Stored items:
— BEGIN —

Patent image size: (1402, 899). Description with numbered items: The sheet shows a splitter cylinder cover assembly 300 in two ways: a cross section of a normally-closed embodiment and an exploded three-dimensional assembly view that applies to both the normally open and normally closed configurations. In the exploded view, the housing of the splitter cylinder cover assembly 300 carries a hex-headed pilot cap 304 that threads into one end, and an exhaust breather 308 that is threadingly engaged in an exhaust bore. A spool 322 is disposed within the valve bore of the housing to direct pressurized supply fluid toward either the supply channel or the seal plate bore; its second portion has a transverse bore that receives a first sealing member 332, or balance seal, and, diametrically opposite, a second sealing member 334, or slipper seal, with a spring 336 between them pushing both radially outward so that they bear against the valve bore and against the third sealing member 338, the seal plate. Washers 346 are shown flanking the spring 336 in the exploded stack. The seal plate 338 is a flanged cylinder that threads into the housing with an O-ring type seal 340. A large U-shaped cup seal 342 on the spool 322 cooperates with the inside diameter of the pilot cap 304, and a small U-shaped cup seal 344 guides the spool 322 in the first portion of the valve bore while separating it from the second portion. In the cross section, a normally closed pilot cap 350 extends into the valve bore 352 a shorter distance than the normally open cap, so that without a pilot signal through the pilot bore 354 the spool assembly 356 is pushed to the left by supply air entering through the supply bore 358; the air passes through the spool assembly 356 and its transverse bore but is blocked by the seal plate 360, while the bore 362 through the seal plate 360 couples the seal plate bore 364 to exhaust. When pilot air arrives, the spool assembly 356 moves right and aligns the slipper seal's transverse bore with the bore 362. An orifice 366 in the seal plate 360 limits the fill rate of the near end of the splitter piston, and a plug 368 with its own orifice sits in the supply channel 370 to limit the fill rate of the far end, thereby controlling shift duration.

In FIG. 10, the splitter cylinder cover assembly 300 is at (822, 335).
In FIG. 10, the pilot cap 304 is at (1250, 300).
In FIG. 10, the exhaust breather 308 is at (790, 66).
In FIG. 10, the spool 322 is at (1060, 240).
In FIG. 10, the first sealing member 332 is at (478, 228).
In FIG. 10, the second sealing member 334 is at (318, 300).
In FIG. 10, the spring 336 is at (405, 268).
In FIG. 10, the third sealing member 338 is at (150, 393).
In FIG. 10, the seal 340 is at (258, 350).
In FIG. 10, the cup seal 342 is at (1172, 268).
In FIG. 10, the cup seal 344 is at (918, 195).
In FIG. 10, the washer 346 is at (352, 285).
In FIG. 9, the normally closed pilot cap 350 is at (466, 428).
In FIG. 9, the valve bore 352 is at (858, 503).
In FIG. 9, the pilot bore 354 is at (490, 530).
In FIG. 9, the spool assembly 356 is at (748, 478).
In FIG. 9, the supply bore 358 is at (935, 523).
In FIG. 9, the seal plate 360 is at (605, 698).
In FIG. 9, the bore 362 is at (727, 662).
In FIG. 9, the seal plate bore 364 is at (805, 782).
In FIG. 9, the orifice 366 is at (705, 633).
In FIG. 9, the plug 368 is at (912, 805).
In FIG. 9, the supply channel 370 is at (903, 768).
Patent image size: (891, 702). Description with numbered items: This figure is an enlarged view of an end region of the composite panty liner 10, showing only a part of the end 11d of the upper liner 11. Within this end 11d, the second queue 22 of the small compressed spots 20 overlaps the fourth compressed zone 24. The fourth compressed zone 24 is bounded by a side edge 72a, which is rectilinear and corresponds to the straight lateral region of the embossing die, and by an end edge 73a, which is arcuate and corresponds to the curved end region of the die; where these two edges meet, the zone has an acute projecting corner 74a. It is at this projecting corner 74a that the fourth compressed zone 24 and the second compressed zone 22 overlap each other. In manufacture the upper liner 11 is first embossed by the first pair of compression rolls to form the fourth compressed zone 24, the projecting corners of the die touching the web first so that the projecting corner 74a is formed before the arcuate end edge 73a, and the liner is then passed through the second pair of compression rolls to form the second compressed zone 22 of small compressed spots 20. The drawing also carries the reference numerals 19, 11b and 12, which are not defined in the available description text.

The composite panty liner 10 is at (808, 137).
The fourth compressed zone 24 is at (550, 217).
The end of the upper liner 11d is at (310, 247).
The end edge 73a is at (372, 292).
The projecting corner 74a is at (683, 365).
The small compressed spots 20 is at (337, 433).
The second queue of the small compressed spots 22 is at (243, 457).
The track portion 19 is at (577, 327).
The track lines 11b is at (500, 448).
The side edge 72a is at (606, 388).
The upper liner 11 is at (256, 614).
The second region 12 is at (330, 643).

— END —

WORK TO BE COMPLETED: Copy out every line of the records above word for word, in the same order.

OUTPUT:
Patent image size: (1402, 899). Description with numbered items: The sheet shows a splitter cylinder cover assembly 300 in two ways: a cross section of a normally-closed embodiment and an exploded three-dimensional assembly view that applies to both the normally open and normally closed configurations. In the exploded view, the housing of the splitter cylinder cover assembly 300 carries a hex-headed pilot cap 304 that threads into one end, and an exhaust breather 308 that is threadingly engaged in an exhaust bore. A spool 322 is disposed within the valve bore of the housing to direct pressurized supply fluid toward either the supply channel or the seal plate bore; its second portion has a transverse bore that receives a first sealing member 332, or balance seal, and, diametrically opposite, a second sealing member 334, or slipper seal, with a spring 336 between them pushing both radially outward so that they bear against the valve bore and against the third sealing member 338, the seal plate. Washers 346 are shown flanking the spring 336 in the exploded stack. The seal plate 338 is a flanged cylinder that threads into the housing with an O-ring type seal 340. A large U-shaped cup seal 342 on the spool 322 cooperates with the inside diameter of the pilot cap 304, and a small U-shaped cup seal 344 guides the spool 322 in the first portion of the valve bore while separating it from the second portion. In the cross section, a normally closed pilot cap 350 extends into the valve bore 352 a shorter distance than the normally open cap, so that without a pilot signal through the pilot bore 354 the spool assembly 356 is pushed to the left by supply air entering through the supply bore 358; the air passes through the spool assembly 356 and its transverse bore but is blocked by the seal plate 360, while the bore 362 through the seal plate 360 couples the seal plate bore 364 to exhaust. When pilot air arrives, the spool assembly 356 moves right and aligns the slipper seal's transverse bore with the bore 362. An orifice 366 in the seal plate 360 limits the fill rate of the near end of the splitter piston, and a plug 368 with its own orifice sits in the supply channel 370 to limit the fill rate of the far end, thereby controlling shift duration.

In FIG. 10, the splitter cylinder cover assembly 300 is at (822, 335).
In FIG. 10, the pilot cap 304 is at (1250, 300).
In FIG. 10, the exhaust breather 308 is at (790, 66).
In FIG. 10, the spool 322 is at (1060, 240).
In FIG. 10, the first sealing member 332 is at (478, 228).
In FIG. 10, the second sealing member 334 is at (318, 300).
In FIG. 10, the spring 336 is at (405, 268).
In FIG. 10, the third sealing member 338 is at (150, 393).
In FIG. 10, the seal 340 is at (258, 350).
In FIG. 10, the cup seal 342 is at (1172, 268).
In FIG. 10, the cup seal 344 is at (918, 195).
In FIG. 10, the washer 346 is at (352, 285).
In FIG. 9, the normally closed pilot cap 350 is at (466, 428).
In FIG. 9, the valve bore 352 is at (858, 503).
In FIG. 9, the pilot bore 354 is at (490, 530).
In FIG. 9, the spool assembly 356 is at (748, 478).
In FIG. 9, the supply bore 358 is at (935, 523).
In FIG. 9, the seal plate 360 is at (605, 698).
In FIG. 9, the bore 362 is at (727, 662).
In FIG. 9, the seal plate bore 364 is at (805, 782).
In FIG. 9, the orifice 366 is at (705, 633).
In FIG. 9, the plug 368 is at (912, 805).
In FIG. 9, the supply channel 370 is at (903, 768).
Patent image size: (891, 702). Description with numbered items: This figure is an enlarged view of an end region of the composite panty liner 10, showing only a part of the end 11d of the upper liner 11. Within this end 11d, the second queue 22 of the small compressed spots 20 overlaps the fourth compressed zone 24. The fourth compressed zone 24 is bounded by a side edge 72a, which is rectilinear and corresponds to the straight lateral region of the embossing die, and by an end edge 73a, which is arcuate and corresponds to the curved end region of the die; where these two edges meet, the zone has an acute projecting corner 74a. It is at this projecting corner 74a that the fourth compressed zone 24 and the second compressed zone 22 overlap each other. In manufacture the upper liner 11 is first embossed by the first pair of compression rolls to form the fourth compressed zone 24, the projecting corners of the die touching the web first so that the projecting corner 74a is formed before the arcuate end edge 73a, and the liner is then passed through the second pair of compression rolls to form the second compressed zone 22 of small compressed spots 20. The drawing also carries the reference numerals 19, 11b and 12, which are not defined in the available description text.

The composite panty liner 10 is at (808, 137).
The fourth compressed zone 24 is at (550, 217).
The end of the upper liner 11d is at (310, 247).
The end edge 73a is at (372, 292).
The projecting corner 74a is at (683, 365).
The small compressed spots 20 is at (337, 433).
The second queue of the small compressed spots 22 is at (243, 457).
The track portion 19 is at (577, 327).
The track lines 11b is at (500, 448).
The side edge 72a is at (606, 388).
The upper liner 11 is at (256, 614).
The second region 12 is at (330, 643).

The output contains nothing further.